-- MATERIALS PROVIDED start --
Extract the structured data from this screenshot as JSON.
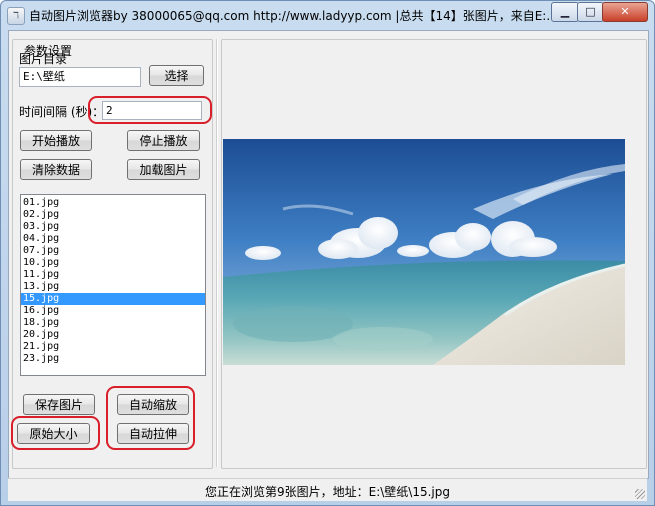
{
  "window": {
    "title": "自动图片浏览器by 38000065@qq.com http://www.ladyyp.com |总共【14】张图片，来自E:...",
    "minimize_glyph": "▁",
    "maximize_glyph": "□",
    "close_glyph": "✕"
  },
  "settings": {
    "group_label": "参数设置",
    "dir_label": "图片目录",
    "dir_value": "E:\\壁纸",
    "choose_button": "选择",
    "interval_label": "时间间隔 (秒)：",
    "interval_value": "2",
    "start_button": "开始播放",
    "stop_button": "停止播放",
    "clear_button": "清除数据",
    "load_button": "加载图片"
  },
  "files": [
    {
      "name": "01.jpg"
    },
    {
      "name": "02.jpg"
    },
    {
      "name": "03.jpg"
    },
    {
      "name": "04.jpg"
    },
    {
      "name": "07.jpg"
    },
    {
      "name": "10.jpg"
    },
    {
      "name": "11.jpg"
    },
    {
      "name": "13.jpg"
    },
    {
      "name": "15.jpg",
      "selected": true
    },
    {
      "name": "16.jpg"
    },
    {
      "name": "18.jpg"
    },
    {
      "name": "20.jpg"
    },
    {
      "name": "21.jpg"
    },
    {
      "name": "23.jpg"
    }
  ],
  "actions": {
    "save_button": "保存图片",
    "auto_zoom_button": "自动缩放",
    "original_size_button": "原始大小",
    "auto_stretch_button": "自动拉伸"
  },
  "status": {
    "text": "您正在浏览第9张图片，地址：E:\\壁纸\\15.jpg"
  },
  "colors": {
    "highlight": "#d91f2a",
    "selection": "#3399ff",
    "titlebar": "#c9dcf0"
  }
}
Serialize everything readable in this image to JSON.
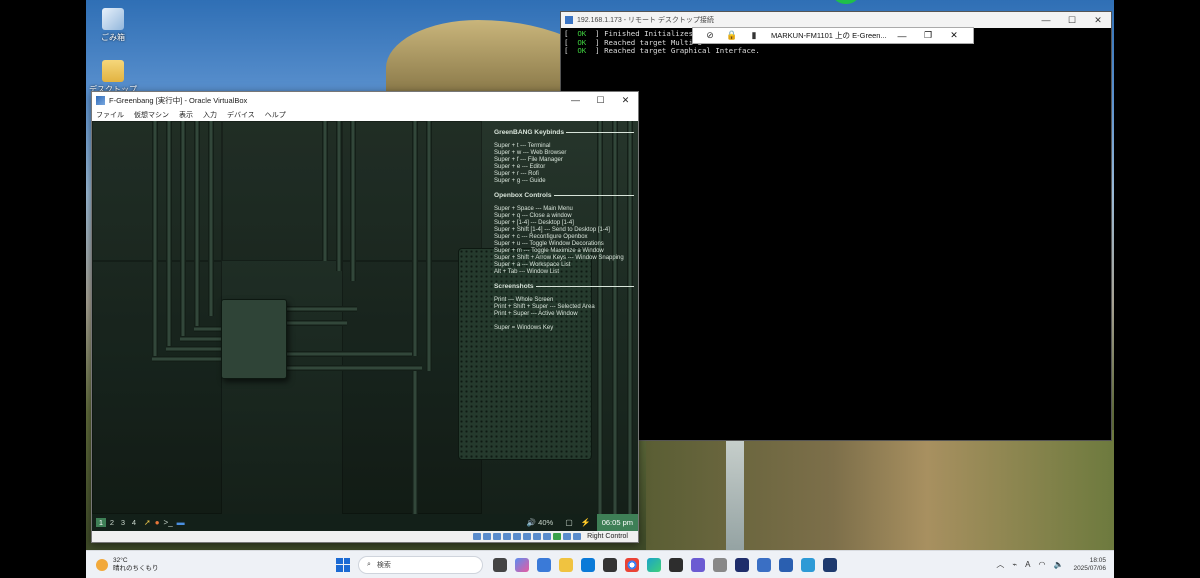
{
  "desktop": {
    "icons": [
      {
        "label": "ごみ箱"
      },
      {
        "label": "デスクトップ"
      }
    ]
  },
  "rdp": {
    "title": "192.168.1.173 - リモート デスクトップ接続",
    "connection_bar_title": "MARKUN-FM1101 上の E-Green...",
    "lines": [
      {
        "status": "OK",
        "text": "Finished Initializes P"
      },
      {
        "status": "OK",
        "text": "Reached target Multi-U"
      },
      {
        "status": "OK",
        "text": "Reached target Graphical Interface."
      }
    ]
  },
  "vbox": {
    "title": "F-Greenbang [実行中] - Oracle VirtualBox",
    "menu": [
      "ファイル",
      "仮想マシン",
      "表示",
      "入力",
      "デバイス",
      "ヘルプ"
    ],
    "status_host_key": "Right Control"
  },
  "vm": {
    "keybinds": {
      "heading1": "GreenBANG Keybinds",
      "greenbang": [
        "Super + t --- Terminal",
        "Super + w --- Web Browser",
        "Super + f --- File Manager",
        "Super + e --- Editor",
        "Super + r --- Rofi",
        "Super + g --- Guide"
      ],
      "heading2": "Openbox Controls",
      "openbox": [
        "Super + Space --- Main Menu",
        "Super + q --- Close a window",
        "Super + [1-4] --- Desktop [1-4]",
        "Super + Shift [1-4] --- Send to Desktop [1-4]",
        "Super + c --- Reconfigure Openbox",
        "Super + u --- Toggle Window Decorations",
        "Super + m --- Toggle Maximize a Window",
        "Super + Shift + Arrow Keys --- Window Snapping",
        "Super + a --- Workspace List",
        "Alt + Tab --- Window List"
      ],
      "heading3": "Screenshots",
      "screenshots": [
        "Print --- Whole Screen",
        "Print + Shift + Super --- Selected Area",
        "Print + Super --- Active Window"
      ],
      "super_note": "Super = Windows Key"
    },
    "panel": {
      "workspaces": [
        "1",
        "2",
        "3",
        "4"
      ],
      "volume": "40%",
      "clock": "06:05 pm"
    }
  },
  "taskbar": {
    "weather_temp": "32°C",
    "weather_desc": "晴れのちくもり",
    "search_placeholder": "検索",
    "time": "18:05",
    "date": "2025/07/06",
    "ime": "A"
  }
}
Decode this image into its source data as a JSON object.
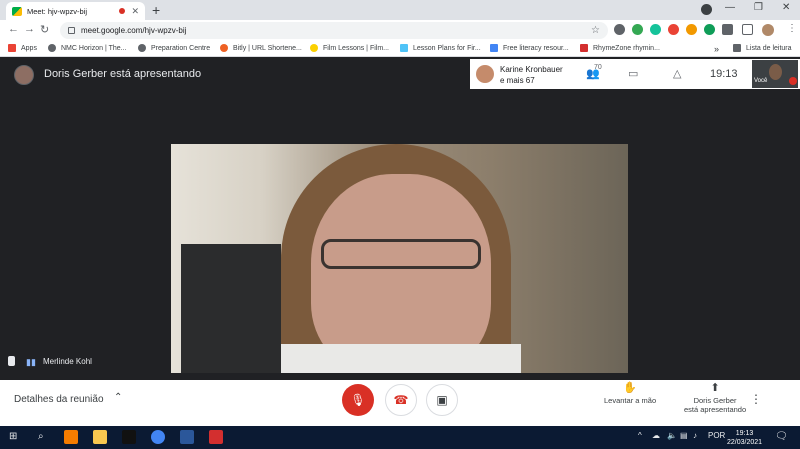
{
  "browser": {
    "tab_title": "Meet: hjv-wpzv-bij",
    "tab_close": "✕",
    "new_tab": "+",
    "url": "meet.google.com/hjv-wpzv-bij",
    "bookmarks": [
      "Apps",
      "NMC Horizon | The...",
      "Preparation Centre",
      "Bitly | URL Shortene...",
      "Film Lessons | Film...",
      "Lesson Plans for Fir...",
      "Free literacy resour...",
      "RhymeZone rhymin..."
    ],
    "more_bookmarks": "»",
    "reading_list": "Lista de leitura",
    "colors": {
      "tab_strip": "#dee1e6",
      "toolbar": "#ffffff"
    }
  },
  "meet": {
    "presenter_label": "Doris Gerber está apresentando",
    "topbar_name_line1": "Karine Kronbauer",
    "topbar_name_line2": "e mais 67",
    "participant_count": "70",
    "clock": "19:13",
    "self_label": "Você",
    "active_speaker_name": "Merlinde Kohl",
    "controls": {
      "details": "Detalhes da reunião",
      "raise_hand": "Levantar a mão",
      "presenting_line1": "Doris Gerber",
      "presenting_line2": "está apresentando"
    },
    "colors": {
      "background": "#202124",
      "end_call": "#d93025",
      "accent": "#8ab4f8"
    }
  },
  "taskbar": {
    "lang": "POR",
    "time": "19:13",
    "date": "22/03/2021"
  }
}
-- MATERIALS PROVIDED end --
INSTRUCTIONS TO FOLLOW: Every line of the data above should be quoted exactly. Omit the pictures.

EXERCISE SOLUTION:
Extract the structured data from this screenshot as JSON.
{
  "window": {
    "title": "自动图片浏览器by 38000065@qq.com http://www.ladyyp.com |总共【14】张图片，来自E:...",
    "minimize_glyph": "▁",
    "maximize_glyph": "□",
    "close_glyph": "✕"
  },
  "settings": {
    "group_label": "参数设置",
    "dir_label": "图片目录",
    "dir_value": "E:\\壁纸",
    "choose_button": "选择",
    "interval_label": "时间间隔 (秒)：",
    "interval_value": "2",
    "start_button": "开始播放",
    "stop_button": "停止播放",
    "clear_button": "清除数据",
    "load_button": "加载图片"
  },
  "files": [
    {
      "name": "01.jpg"
    },
    {
      "name": "02.jpg"
    },
    {
      "name": "03.jpg"
    },
    {
      "name": "04.jpg"
    },
    {
      "name": "07.jpg"
    },
    {
      "name": "10.jpg"
    },
    {
      "name": "11.jpg"
    },
    {
      "name": "13.jpg"
    },
    {
      "name": "15.jpg",
      "selected": true
    },
    {
      "name": "16.jpg"
    },
    {
      "name": "18.jpg"
    },
    {
      "name": "20.jpg"
    },
    {
      "name": "21.jpg"
    },
    {
      "name": "23.jpg"
    }
  ],
  "actions": {
    "save_button": "保存图片",
    "auto_zoom_button": "自动缩放",
    "original_size_button": "原始大小",
    "auto_stretch_button": "自动拉伸"
  },
  "status": {
    "text": "您正在浏览第9张图片，地址：E:\\壁纸\\15.jpg"
  },
  "colors": {
    "highlight": "#d91f2a",
    "selection": "#3399ff",
    "titlebar": "#c9dcf0"
  }
}
Serialize everything readable in this image to JSON.
{
  "desktop": {
    "icons": [
      {
        "label": "ごみ箱"
      },
      {
        "label": "デスクトップ"
      }
    ]
  },
  "rdp": {
    "title": "192.168.1.173 - リモート デスクトップ接続",
    "connection_bar_title": "MARKUN-FM1101 上の E-Green...",
    "lines": [
      {
        "status": "OK",
        "text": "Finished Initializes P"
      },
      {
        "status": "OK",
        "text": "Reached target Multi-U"
      },
      {
        "status": "OK",
        "text": "Reached target Graphical Interface."
      }
    ]
  },
  "vbox": {
    "title": "F-Greenbang [実行中] - Oracle VirtualBox",
    "menu": [
      "ファイル",
      "仮想マシン",
      "表示",
      "入力",
      "デバイス",
      "ヘルプ"
    ],
    "status_host_key": "Right Control"
  },
  "vm": {
    "keybinds": {
      "heading1": "GreenBANG Keybinds",
      "greenbang": [
        "Super + t --- Terminal",
        "Super + w --- Web Browser",
        "Super + f --- File Manager",
        "Super + e --- Editor",
        "Super + r --- Rofi",
        "Super + g --- Guide"
      ],
      "heading2": "Openbox Controls",
      "openbox": [
        "Super + Space --- Main Menu",
        "Super + q --- Close a window",
        "Super + [1-4] --- Desktop [1-4]",
        "Super + Shift [1-4] --- Send to Desktop [1-4]",
        "Super + c --- Reconfigure Openbox",
        "Super + u --- Toggle Window Decorations",
        "Super + m --- Toggle Maximize a Window",
        "Super + Shift + Arrow Keys --- Window Snapping",
        "Super + a --- Workspace List",
        "Alt + Tab --- Window List"
      ],
      "heading3": "Screenshots",
      "screenshots": [
        "Print --- Whole Screen",
        "Print + Shift + Super --- Selected Area",
        "Print + Super --- Active Window"
      ],
      "super_note": "Super = Windows Key"
    },
    "panel": {
      "workspaces": [
        "1",
        "2",
        "3",
        "4"
      ],
      "volume": "40%",
      "clock": "06:05 pm"
    }
  },
  "taskbar": {
    "weather_temp": "32°C",
    "weather_desc": "晴れのちくもり",
    "search_placeholder": "検索",
    "time": "18:05",
    "date": "2025/07/06",
    "ime": "A"
  }
}
Decode this image into its source data as a JSON object.
{
  "browser": {
    "tab_title": "Meet: hjv-wpzv-bij",
    "tab_close": "✕",
    "new_tab": "+",
    "url": "meet.google.com/hjv-wpzv-bij",
    "bookmarks": [
      "Apps",
      "NMC Horizon | The...",
      "Preparation Centre",
      "Bitly | URL Shortene...",
      "Film Lessons | Film...",
      "Lesson Plans for Fir...",
      "Free literacy resour...",
      "RhymeZone rhymin..."
    ],
    "more_bookmarks": "»",
    "reading_list": "Lista de leitura",
    "colors": {
      "tab_strip": "#dee1e6",
      "toolbar": "#ffffff"
    }
  },
  "meet": {
    "presenter_label": "Doris Gerber está apresentando",
    "topbar_name_line1": "Karine Kronbauer",
    "topbar_name_line2": "e mais 67",
    "participant_count": "70",
    "clock": "19:13",
    "self_label": "Você",
    "active_speaker_name": "Merlinde Kohl",
    "controls": {
      "details": "Detalhes da reunião",
      "raise_hand": "Levantar a mão",
      "presenting_line1": "Doris Gerber",
      "presenting_line2": "está apresentando"
    },
    "colors": {
      "background": "#202124",
      "end_call": "#d93025",
      "accent": "#8ab4f8"
    }
  },
  "taskbar": {
    "lang": "POR",
    "time": "19:13",
    "date": "22/03/2021"
  }
}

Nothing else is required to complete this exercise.